> _Extrait du document_:
Difficile d’aborder les subtilités lexicales du nantissement sans prendre le risque d’ennuyer le chaland. Et pourtant, revisiter l’histoire de l’hypothèque, du gage et de l’antichrèse réserve quelques surprises, le précepte ne datant pas d’hier. En constatant au passage que le jargon juridique semble bien s’encombrer de difficultés inutiles.

 

 

Car le vocable hypothèque nous est parvenu via le latin hypotheca, de même sens, lui-même emprunté au grec hypothéké qui désignait un gage. Ce qui conduit à deux commentaires. Qu’il semblait superfétatoire d’inventer un mot aussi compliqué pour une chose finalement si simple d’une part ; que ce principe de nantissement protecteur d’une dette était connu et chez les Grecs, et chez les Romains, d’autre part. Ce qui mérite bien un petit détour historique.

> _Données fournies_:
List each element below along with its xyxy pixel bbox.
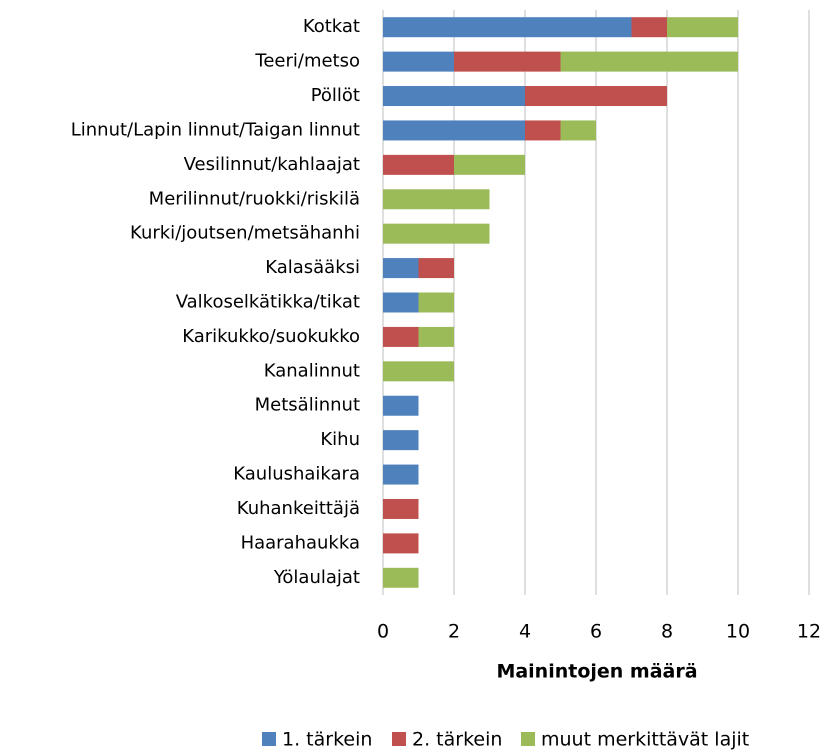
bar bbox=[667, 17, 738, 38]
y-tick-label: Vesilinnut/kahlaajat bbox=[184, 154, 360, 175]
bar bbox=[560, 120, 596, 141]
y-tick-label: Valkoselkätikka/tikat bbox=[176, 292, 360, 313]
bar bbox=[418, 292, 454, 313]
y-tick-label: Linnut/Lapin linnut/Taigan linnut bbox=[71, 119, 360, 140]
bar bbox=[418, 258, 454, 279]
legend-swatch bbox=[392, 732, 406, 746]
bar bbox=[454, 51, 561, 72]
bar bbox=[383, 567, 419, 588]
legend-label: muut merkittävät lajit bbox=[541, 729, 749, 751]
y-tick-label: Metsälinnut bbox=[255, 395, 360, 416]
bar bbox=[560, 51, 738, 72]
bar bbox=[383, 258, 419, 279]
y-tick-label: Merilinnut/ruokki/riskilä bbox=[149, 188, 360, 209]
x-tick-label: 10 bbox=[726, 621, 750, 643]
bar bbox=[383, 189, 490, 210]
bar bbox=[383, 292, 419, 313]
x-tick-label: 12 bbox=[797, 621, 821, 643]
bar bbox=[383, 120, 525, 141]
y-tick-label: Yölaulajat bbox=[273, 567, 360, 588]
y-tick-label: Kotkat bbox=[303, 16, 360, 37]
bar bbox=[418, 326, 454, 347]
bar bbox=[525, 86, 667, 107]
y-tick-label: Kuhankeittäjä bbox=[237, 498, 360, 519]
legend-swatch bbox=[521, 732, 535, 746]
bar bbox=[383, 223, 490, 244]
x-tick-label: 4 bbox=[519, 621, 531, 643]
x-tick-label: 8 bbox=[661, 621, 673, 643]
bar bbox=[525, 120, 561, 141]
bar bbox=[383, 326, 419, 347]
x-axis-title: Mainintojen määrä bbox=[496, 661, 697, 683]
bar bbox=[383, 464, 419, 485]
y-tick-label: Teeri/metso bbox=[254, 51, 360, 72]
bar bbox=[454, 154, 525, 175]
y-tick-label: Kalasääksi bbox=[265, 257, 360, 278]
bar bbox=[383, 533, 419, 554]
x-tick-label: 2 bbox=[448, 621, 460, 643]
y-tick-label: Pöllöt bbox=[311, 85, 360, 106]
y-tick-label: Kihu bbox=[320, 429, 360, 450]
y-tick-label: Kurki/joutsen/metsähanhi bbox=[130, 223, 360, 244]
x-tick-label: 6 bbox=[590, 621, 602, 643]
legend-swatch bbox=[262, 732, 276, 746]
bar bbox=[383, 395, 419, 416]
legend-label: 1. tärkein bbox=[282, 729, 372, 751]
bar bbox=[383, 86, 525, 107]
bar bbox=[383, 361, 454, 382]
y-tick-label: Karikukko/suokukko bbox=[182, 326, 360, 347]
bar bbox=[383, 498, 419, 519]
bar bbox=[631, 17, 667, 38]
x-tick-label: 0 bbox=[377, 621, 389, 643]
bar bbox=[383, 430, 419, 451]
bar bbox=[383, 17, 632, 38]
bar bbox=[383, 51, 454, 72]
y-tick-label: Kaulushaikara bbox=[233, 464, 360, 485]
y-tick-label: Kanalinnut bbox=[264, 360, 360, 381]
legend-label: 2. tärkein bbox=[412, 729, 502, 751]
bar bbox=[383, 154, 454, 175]
y-tick-label: Haarahaukka bbox=[241, 532, 360, 553]
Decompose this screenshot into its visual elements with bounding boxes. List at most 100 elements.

> _Consignes_:
(a) Reproduisez fidèlement le passage de l'extrait sur l'hypothèque qui va de "Difficile d’aborder les" jusqu'à "petit détour historique.".
(b) Indiquez si chacune des affirmations suivantes est conforme à l'extrait sur l'hypothèque, en répondant par oui ou par non et en citant mot pour mot les termes qui permettent de trancher : (i) le mot hypothèque est arrivé par le latin hypotheca, lui-même emprunté au grec ; (ii) les Romains ne connaissaient pas le principe du nantissement ; (iii) le grec hypothéké désignait un gage.
(c) Rédigez la suite de l'extrait sur l'hypothèque en reprenant juste après sa dernière phrase.

> _Réponses par consigne_:
(a)
Difficile d’aborder les subtilités lexicales du nantissement sans prendre le risque d’ennuyer le chaland. Et pourtant, revisiter l’histoire de l’hypothèque, du gage et de l’antichrèse réserve quelques surprises, le précepte ne datant pas d’hier. En constatant au passage que le jargon juridique semble bien s’encombrer de difficultés inutiles.

 

 

Car le vocable hypothèque nous est parvenu via le latin hypotheca, de même sens, lui-même emprunté au grec hypothéké qui désignait un gage. Ce qui conduit à deux commentaires. Qu’il semblait superfétatoire d’inventer un mot aussi compliqué pour une chose finalement si simple d’une part ; que ce principe de nantissement protecteur d’une dette était connu et chez les Grecs, et chez les Romains, d’autre part. Ce qui mérite bien un petit détour historique.

(b)
(i) Oui : « le vocable hypothèque nous est parvenu via le latin hypotheca, de même sens, lui-même emprunté au grec hypothéké »
(ii) Non : « ce principe de nantissement protecteur d’une dette était connu et chez les Grecs, et chez les Romains »
(iii) Oui : « hypothéké qui désignait un gage »

(c)
 

 

 

Une invention hellène.

 

Sans entrer dans les méandres des lois et coutumes, on peut toutefois relever que les Grecs, confrontés à la garantie, à la sûreté, d’un prêt ou d’un engagement quelconque, usaient d’un système sinon fiable, au moins rassurant. Ainsi, avec l’hypothèque, le débiteur conservait-il ses biens immobiliers, leur jouissance, mais devait les déclarer engagés à l’aide de brandons, des bâtons garnis de paille plantés aux extrémités du bien, voire d’étoffes ou de marques quelconques; il brandonnait alors son bien. Avantage certain du procédé, il ne pouvait hypothéquer à nouveau son bien en trompant un nouveau prêteur. Un usage qui s’est d’ailleurs poursuivi en France, au Moyen-Age, mais uniquement en cas de saisie judiciaire.

 

 

 

 

 

 

Le droit romain s'en inspire

Les Romains reprirent évidemment le système en l’améliorant quelque peu, mais le principe demeurait, comme il l’est encore aujourd’hui : le bien est gagé mais l’emprunteur peut en jouir à son gré tant qu’il rembourse, c’est une hypothèque. Ou bien il ne pourra prendre possession du bien qu’une fois la dette intégralement payée, il s’agit d’une antichrèse.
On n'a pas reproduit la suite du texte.